Present every line of the data below as a numbered list, skipping any blank lines. Leave the pictures out.

+++ DATASET ENTRIES +++

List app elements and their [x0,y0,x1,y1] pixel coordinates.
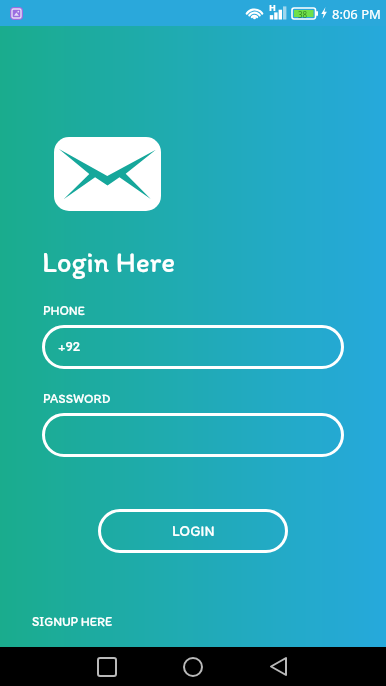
button[interactable] [42,413,344,457]
button[interactable]: LOGIN [98,509,288,553]
button[interactable]: Back [256,647,300,686]
staticText: Login Here [42,244,176,279]
staticText: +92 [58,338,81,355]
button[interactable]: SIGNUP HERE [32,614,113,630]
staticText: H [269,1,276,13]
button[interactable]: Home [171,647,215,686]
button[interactable]: +92 [42,325,344,369]
staticText: PHONE [43,303,85,319]
staticText: 38 [298,9,308,20]
button[interactable]: Recents [85,647,129,686]
staticText: 8:06 PM [332,5,381,23]
staticText: PASSWORD [43,391,111,407]
staticText: SIGNUP HERE [32,614,113,630]
staticText: LOGIN [172,522,215,540]
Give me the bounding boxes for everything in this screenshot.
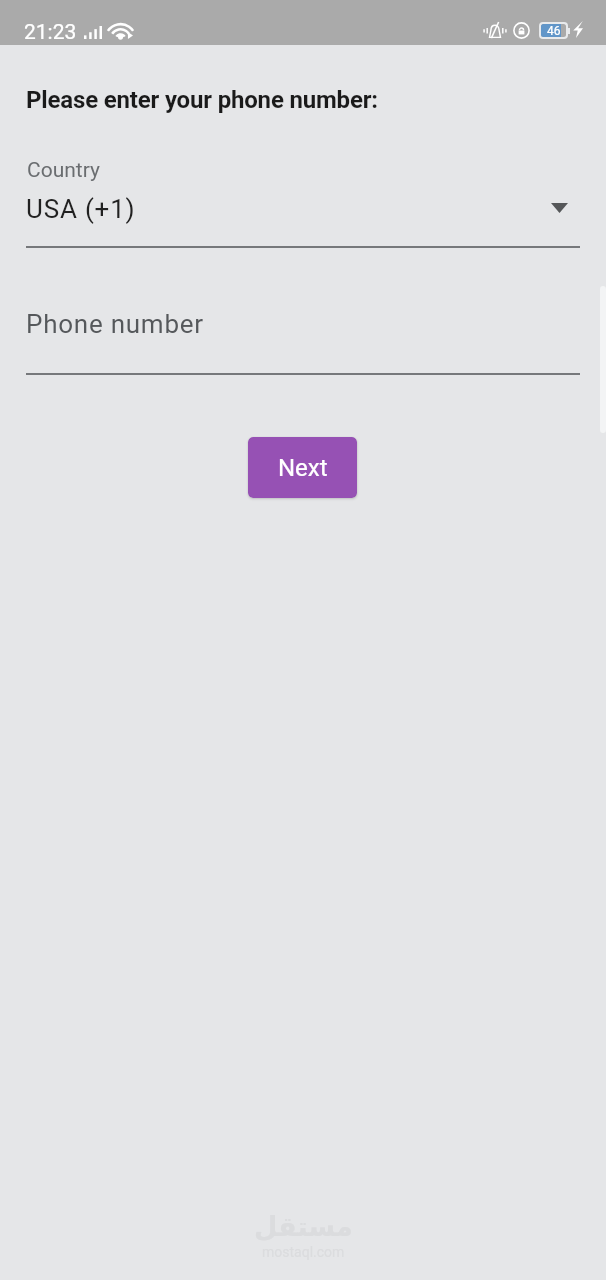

+++

# SOLUTION
1. List app elements and their [x0,y0,x1,y1] pixel coordinates.
2. button[interactable] [42,413,344,457]
3. button[interactable]: LOGIN [98,509,288,553]
4. button[interactable]: Back [256,647,300,686]
5. staticText: Login Here [42,244,176,279]
6. staticText: +92 [58,338,81,355]
7. button[interactable]: SIGNUP HERE [32,614,113,630]
8. staticText: H [269,1,276,13]
9. button[interactable]: Home [171,647,215,686]
10. button[interactable]: +92 [42,325,344,369]
11. staticText: PHONE [43,303,85,319]
12. staticText: 38 [298,9,308,20]
13. button[interactable]: Recents [85,647,129,686]
14. staticText: 8:06 PM [332,5,381,23]
15. staticText: PASSWORD [43,391,111,407]
16. staticText: SIGNUP HERE [32,614,113,630]
17. staticText: LOGIN [172,522,215,540]
18. Give me the bounding boxes for everything in this screenshot.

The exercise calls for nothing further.